• The exercise: Extract from the listing each line in which the word "Racer" appears.

• Given records:
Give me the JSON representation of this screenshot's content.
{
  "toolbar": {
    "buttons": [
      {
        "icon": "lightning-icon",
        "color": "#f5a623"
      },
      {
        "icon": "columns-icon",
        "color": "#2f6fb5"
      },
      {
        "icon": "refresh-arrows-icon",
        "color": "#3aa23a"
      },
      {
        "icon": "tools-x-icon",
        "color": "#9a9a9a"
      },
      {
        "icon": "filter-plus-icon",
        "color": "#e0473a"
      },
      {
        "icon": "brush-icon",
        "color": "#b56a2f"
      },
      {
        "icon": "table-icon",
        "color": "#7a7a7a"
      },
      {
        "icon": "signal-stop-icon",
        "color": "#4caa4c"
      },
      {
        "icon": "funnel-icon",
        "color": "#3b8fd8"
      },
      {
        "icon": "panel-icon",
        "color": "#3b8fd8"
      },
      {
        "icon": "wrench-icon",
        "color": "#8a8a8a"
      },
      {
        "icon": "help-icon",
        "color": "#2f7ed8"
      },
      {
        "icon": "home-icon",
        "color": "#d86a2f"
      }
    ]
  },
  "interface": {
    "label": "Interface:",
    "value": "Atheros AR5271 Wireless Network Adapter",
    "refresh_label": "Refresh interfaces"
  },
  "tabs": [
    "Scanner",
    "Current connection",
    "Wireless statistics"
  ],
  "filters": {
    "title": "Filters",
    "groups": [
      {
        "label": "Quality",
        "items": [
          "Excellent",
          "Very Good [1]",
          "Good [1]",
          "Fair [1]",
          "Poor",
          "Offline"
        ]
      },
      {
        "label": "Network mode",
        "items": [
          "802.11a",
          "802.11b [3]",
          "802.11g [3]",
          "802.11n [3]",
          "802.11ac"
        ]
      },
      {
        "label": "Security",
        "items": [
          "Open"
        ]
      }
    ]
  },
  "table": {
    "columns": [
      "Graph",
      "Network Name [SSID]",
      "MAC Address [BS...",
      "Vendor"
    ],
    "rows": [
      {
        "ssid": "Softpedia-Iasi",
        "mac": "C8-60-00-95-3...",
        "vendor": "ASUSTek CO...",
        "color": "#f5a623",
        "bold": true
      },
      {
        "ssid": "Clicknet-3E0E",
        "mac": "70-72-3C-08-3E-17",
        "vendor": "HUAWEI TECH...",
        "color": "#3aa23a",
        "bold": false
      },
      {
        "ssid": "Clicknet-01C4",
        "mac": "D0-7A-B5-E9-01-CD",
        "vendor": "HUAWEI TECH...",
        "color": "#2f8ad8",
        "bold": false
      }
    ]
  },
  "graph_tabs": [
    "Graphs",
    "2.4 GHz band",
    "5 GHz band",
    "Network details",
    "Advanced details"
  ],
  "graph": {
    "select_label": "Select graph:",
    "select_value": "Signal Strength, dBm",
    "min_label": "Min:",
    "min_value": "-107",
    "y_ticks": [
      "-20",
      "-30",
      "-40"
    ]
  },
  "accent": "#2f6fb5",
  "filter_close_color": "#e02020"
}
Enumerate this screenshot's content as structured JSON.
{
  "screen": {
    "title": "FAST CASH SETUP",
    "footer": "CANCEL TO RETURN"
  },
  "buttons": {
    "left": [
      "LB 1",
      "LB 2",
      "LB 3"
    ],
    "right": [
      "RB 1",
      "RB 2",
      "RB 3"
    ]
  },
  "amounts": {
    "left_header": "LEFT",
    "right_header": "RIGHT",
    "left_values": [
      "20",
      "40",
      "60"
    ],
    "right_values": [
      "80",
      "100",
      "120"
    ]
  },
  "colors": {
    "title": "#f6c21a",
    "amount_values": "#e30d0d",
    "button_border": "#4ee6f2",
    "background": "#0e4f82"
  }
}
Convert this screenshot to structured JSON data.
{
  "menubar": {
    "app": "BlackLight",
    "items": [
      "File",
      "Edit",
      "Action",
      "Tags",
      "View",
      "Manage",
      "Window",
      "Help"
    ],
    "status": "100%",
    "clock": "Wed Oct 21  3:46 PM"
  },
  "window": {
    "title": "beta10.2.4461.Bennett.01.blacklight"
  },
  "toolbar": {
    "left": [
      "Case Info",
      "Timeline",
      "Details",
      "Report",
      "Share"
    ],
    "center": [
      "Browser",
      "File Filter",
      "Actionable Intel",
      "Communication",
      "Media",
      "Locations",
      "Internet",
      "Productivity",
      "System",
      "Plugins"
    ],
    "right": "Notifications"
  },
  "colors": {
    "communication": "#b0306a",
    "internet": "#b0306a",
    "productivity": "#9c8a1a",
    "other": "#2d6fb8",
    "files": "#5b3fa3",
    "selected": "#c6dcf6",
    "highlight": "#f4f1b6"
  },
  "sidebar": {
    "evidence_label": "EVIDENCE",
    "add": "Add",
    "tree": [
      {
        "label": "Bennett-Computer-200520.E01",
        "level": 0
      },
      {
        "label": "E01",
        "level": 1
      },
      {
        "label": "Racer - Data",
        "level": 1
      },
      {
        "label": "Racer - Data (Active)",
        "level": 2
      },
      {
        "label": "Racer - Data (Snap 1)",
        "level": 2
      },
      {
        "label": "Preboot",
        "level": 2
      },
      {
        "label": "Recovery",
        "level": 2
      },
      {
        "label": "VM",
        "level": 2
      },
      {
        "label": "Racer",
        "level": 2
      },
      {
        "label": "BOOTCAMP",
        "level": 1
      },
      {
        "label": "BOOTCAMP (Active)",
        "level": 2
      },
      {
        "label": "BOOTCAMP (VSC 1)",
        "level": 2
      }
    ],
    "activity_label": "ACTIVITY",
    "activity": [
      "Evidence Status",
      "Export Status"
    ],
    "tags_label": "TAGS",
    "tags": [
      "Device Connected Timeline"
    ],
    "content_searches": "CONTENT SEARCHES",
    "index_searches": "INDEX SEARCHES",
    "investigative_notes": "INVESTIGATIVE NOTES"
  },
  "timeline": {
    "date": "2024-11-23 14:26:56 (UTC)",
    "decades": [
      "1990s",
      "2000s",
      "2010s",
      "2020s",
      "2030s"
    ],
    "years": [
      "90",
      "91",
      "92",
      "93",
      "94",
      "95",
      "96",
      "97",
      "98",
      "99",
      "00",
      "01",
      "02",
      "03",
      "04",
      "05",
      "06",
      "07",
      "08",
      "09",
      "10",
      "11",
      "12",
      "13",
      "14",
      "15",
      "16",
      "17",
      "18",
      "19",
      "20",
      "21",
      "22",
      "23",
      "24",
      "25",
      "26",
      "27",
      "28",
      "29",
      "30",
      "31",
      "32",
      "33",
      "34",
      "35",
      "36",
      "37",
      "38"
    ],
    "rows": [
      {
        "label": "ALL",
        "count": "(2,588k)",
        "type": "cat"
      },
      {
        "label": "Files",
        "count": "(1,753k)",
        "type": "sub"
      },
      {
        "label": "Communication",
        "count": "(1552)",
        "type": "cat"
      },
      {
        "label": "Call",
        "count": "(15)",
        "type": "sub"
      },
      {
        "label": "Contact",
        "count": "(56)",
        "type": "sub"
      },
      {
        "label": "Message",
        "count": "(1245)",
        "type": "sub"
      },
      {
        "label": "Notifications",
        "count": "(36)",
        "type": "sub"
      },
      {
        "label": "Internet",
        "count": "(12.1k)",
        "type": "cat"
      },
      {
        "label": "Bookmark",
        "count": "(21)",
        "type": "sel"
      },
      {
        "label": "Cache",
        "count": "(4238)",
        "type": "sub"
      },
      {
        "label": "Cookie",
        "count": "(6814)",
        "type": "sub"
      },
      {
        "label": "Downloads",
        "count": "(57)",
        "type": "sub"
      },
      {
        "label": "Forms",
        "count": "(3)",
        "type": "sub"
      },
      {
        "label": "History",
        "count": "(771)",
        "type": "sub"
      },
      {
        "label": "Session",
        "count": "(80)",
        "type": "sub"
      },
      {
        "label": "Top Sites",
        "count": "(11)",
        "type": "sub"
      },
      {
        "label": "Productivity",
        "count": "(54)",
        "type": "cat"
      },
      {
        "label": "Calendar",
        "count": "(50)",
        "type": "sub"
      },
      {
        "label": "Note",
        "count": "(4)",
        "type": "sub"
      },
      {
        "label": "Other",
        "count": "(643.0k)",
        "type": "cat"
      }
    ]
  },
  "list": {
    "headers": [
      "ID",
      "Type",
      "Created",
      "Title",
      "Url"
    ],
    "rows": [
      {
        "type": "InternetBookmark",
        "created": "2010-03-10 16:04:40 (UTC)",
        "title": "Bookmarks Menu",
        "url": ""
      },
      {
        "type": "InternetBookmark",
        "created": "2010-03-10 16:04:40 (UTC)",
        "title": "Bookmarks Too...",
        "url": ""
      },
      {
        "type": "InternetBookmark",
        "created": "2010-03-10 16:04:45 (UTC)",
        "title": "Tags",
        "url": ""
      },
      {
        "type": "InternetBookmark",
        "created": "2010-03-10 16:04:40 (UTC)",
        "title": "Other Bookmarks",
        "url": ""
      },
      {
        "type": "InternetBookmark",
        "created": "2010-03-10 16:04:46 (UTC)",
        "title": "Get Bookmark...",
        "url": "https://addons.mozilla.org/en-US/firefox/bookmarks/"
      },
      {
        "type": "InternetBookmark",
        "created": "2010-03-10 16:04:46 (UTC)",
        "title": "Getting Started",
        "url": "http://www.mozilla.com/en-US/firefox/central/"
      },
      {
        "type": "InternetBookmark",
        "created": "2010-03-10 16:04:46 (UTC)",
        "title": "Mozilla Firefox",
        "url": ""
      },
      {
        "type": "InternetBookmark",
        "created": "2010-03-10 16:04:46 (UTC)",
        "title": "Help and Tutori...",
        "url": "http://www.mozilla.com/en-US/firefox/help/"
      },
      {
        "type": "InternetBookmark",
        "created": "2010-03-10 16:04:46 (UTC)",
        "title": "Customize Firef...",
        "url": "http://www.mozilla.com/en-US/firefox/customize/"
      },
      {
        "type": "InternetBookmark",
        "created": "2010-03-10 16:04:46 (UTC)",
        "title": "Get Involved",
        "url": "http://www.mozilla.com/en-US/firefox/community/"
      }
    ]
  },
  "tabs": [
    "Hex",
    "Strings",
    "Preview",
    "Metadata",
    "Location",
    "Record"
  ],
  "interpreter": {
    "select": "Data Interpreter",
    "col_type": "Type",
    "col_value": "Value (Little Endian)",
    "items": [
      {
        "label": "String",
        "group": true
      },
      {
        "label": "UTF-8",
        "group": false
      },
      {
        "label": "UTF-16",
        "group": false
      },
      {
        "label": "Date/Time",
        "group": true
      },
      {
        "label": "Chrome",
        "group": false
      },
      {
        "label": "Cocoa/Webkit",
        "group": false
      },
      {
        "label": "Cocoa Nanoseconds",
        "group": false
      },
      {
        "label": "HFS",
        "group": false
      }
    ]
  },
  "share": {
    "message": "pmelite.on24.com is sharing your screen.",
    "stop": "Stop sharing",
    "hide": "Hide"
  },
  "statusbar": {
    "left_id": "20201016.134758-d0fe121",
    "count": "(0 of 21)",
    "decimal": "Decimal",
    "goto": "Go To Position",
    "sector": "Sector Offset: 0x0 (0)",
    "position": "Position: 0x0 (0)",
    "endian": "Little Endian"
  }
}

• Solution to the exercise:
        "label": "Racer - Data",
        "label": "Racer - Data (Active)",
        "label": "Racer - Data (Snap 1)",
        "label": "Racer",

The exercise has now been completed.